[Layout annotation data]
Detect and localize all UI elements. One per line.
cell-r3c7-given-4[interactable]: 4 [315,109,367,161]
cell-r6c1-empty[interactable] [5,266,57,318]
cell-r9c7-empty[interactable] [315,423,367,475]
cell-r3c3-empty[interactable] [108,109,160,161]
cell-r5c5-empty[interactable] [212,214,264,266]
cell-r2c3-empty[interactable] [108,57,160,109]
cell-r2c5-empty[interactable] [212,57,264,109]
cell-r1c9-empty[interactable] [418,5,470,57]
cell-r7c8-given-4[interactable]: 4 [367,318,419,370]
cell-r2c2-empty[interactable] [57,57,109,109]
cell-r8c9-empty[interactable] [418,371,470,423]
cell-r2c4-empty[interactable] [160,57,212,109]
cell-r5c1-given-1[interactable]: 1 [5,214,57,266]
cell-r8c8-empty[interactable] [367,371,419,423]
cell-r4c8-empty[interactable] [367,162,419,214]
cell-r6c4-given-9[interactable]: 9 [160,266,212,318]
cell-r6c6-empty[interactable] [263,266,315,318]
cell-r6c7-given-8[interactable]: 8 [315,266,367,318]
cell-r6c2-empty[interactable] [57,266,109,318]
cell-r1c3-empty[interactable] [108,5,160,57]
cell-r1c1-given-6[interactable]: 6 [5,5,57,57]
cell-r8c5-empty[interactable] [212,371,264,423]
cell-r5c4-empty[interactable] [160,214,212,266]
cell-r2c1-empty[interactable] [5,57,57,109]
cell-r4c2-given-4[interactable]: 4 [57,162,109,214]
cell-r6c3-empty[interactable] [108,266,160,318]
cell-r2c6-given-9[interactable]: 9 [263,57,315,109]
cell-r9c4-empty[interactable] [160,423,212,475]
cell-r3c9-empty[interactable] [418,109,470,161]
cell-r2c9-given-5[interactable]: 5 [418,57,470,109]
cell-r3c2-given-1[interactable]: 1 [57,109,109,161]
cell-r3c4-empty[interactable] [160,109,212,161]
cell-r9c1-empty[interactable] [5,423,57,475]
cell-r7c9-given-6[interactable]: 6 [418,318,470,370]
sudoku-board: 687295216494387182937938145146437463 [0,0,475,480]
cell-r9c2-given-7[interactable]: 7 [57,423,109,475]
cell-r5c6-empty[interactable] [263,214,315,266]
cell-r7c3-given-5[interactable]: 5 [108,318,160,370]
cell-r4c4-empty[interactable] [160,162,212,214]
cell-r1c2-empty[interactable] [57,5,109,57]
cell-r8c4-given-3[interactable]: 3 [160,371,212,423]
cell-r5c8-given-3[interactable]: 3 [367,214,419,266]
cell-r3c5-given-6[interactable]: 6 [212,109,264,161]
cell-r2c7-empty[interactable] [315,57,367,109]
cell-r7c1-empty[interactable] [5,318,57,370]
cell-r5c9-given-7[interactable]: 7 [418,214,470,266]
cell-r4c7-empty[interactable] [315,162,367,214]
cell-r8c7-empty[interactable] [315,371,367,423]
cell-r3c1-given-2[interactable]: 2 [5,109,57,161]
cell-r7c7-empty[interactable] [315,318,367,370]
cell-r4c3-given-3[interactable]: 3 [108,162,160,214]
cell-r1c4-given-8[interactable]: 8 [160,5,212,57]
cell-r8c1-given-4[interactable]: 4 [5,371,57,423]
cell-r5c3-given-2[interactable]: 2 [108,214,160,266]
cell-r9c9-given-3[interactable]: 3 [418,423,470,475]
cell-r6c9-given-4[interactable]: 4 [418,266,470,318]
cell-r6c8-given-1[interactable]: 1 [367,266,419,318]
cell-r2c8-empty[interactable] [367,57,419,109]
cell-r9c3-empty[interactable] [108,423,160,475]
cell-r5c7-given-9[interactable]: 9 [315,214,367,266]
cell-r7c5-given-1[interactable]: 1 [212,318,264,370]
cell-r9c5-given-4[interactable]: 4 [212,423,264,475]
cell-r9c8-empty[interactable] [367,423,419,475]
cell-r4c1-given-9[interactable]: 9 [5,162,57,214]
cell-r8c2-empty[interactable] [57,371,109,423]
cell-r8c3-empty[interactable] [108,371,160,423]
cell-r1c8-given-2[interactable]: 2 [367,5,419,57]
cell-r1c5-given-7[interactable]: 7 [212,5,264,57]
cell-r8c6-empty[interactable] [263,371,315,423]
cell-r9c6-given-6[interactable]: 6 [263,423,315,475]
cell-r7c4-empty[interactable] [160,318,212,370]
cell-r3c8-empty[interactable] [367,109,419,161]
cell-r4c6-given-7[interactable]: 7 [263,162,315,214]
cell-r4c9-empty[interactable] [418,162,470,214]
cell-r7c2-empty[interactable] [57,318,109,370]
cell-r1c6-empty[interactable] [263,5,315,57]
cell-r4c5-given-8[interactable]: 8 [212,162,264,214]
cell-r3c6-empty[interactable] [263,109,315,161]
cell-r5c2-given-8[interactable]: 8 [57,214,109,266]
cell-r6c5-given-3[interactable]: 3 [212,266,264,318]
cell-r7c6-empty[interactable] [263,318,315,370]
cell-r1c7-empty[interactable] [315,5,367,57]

* TASK STATEMENT: Reproduce the material verbatim, from its first line down to and including the line that contains "cell-r2c4-empty[interactable] [160,57,212,109]".

* THE ANSWER:
Detect and localize all UI elements. One per line.
cell-r3c7-given-4[interactable]: 4 [315,109,367,161]
cell-r6c1-empty[interactable] [5,266,57,318]
cell-r9c7-empty[interactable] [315,423,367,475]
cell-r3c3-empty[interactable] [108,109,160,161]
cell-r5c5-empty[interactable] [212,214,264,266]
cell-r2c3-empty[interactable] [108,57,160,109]
cell-r2c5-empty[interactable] [212,57,264,109]
cell-r1c9-empty[interactable] [418,5,470,57]
cell-r7c8-given-4[interactable]: 4 [367,318,419,370]
cell-r2c2-empty[interactable] [57,57,109,109]
cell-r8c9-empty[interactable] [418,371,470,423]
cell-r2c4-empty[interactable] [160,57,212,109]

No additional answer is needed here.